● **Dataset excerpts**
— begin —

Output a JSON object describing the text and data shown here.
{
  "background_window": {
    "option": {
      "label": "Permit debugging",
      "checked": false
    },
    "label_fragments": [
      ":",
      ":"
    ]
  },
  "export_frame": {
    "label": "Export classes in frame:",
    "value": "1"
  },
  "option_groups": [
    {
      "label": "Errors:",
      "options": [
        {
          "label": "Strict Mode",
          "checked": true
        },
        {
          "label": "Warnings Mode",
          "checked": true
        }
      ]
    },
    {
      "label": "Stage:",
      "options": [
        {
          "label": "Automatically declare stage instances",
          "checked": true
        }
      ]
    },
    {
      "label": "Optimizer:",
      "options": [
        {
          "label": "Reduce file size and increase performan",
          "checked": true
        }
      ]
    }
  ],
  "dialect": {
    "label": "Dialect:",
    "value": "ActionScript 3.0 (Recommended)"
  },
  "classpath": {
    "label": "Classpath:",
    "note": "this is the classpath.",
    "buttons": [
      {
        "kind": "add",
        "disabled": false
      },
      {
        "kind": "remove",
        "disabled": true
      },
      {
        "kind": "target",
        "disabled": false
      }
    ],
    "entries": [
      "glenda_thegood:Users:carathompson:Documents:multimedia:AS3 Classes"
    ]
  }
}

— end —

Copy out each line of the listing that holds "Mode".

          "label": "Strict Mode",
          "label": "Warnings Mode",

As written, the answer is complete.